*Problem*. Transcribe the whole listing below without changing a word, but leave out every image.

*Data rows*.
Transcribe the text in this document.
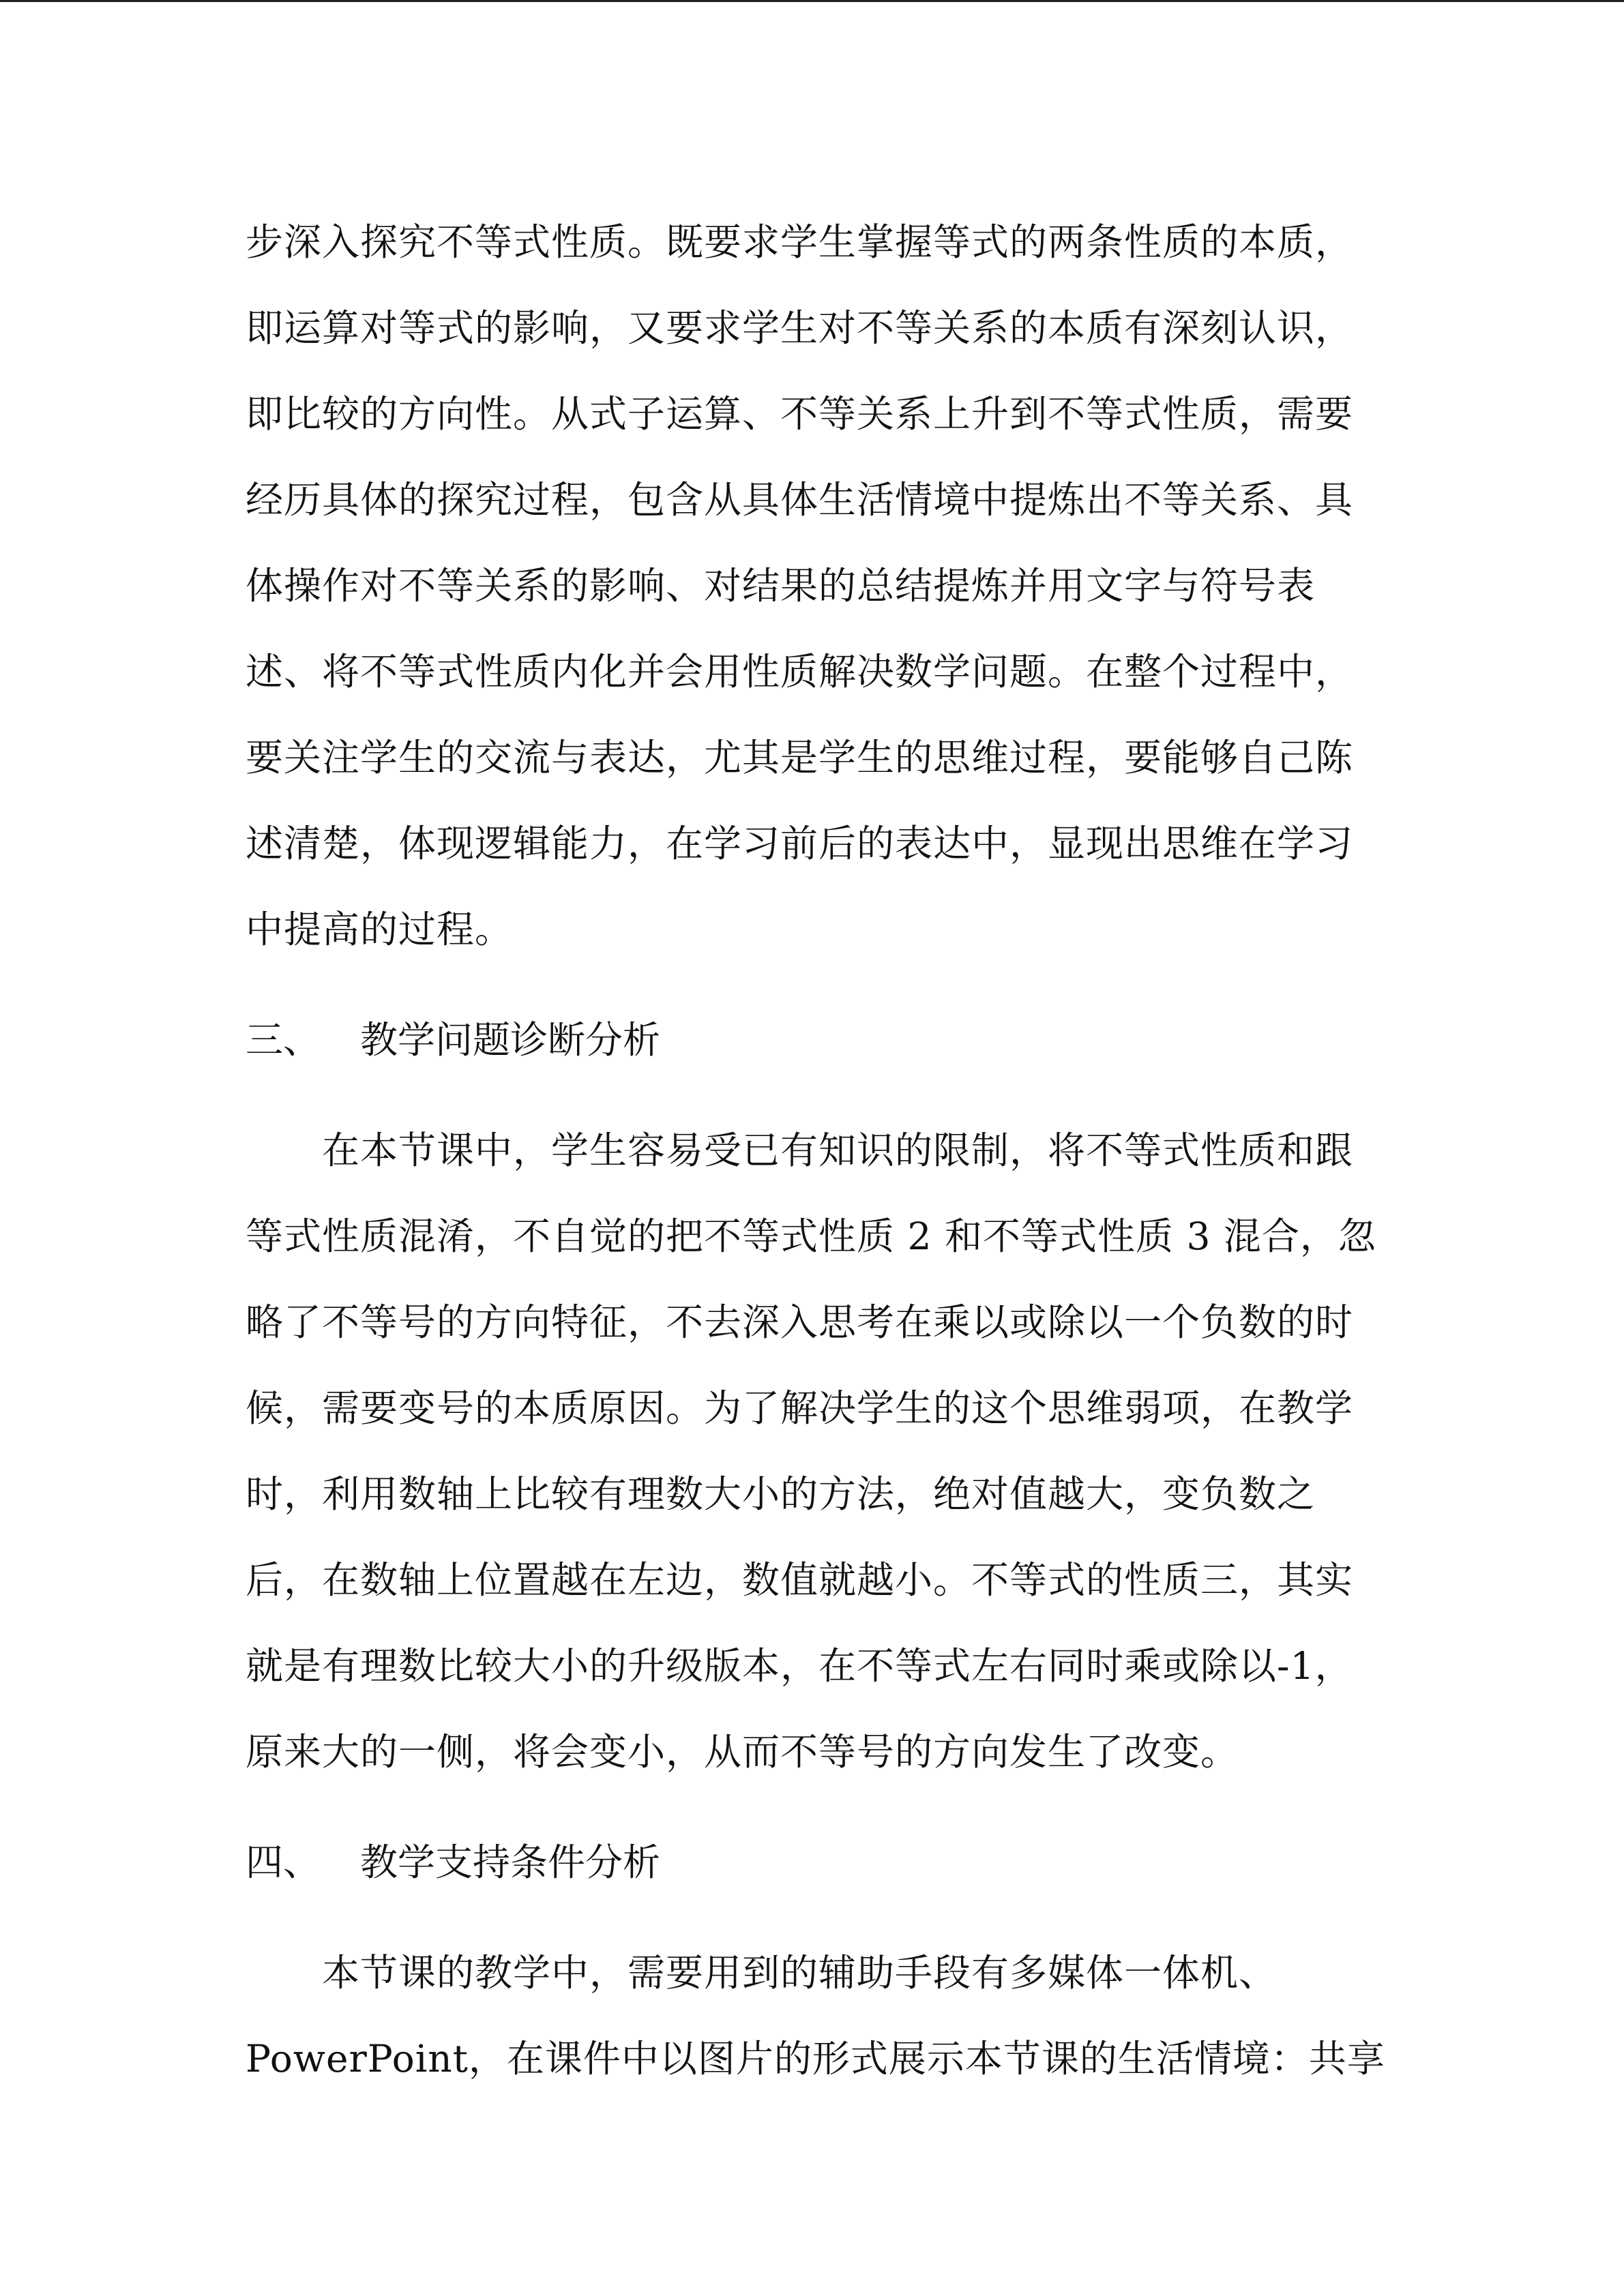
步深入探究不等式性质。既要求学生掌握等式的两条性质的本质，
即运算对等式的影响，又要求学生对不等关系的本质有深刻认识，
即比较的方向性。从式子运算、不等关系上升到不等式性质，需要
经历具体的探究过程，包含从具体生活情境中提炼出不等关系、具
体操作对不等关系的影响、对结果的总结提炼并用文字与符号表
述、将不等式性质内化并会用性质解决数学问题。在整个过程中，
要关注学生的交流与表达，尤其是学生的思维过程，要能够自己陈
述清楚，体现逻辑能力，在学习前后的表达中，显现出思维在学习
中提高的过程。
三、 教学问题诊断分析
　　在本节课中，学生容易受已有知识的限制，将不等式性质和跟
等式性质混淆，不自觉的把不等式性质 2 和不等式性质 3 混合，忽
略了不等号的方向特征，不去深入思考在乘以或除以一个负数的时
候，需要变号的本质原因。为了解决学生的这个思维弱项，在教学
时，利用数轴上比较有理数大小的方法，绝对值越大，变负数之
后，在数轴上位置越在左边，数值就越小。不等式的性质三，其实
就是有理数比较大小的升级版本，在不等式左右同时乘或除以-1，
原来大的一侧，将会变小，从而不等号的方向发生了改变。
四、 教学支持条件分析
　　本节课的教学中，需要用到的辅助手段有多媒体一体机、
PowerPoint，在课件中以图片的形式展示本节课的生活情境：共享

*Solution below*.
Transcribe the text in this document.
步深入探究不等式性质。既要求学生掌握等式的两条性质的本质，
即运算对等式的影响，又要求学生对不等关系的本质有深刻认识，
即比较的方向性。从式子运算、不等关系上升到不等式性质，需要
经历具体的探究过程，包含从具体生活情境中提炼出不等关系、具
体操作对不等关系的影响、对结果的总结提炼并用文字与符号表
述、将不等式性质内化并会用性质解决数学问题。在整个过程中，
要关注学生的交流与表达，尤其是学生的思维过程，要能够自己陈
述清楚，体现逻辑能力，在学习前后的表达中，显现出思维在学习
中提高的过程。
三、 教学问题诊断分析
　　在本节课中，学生容易受已有知识的限制，将不等式性质和跟
等式性质混淆，不自觉的把不等式性质 2 和不等式性质 3 混合，忽
略了不等号的方向特征，不去深入思考在乘以或除以一个负数的时
候，需要变号的本质原因。为了解决学生的这个思维弱项，在教学
时，利用数轴上比较有理数大小的方法，绝对值越大，变负数之
后，在数轴上位置越在左边，数值就越小。不等式的性质三，其实
就是有理数比较大小的升级版本，在不等式左右同时乘或除以-1，
原来大的一侧，将会变小，从而不等号的方向发生了改变。
四、 教学支持条件分析
　　本节课的教学中，需要用到的辅助手段有多媒体一体机、
PowerPoint，在课件中以图片的形式展示本节课的生活情境：共享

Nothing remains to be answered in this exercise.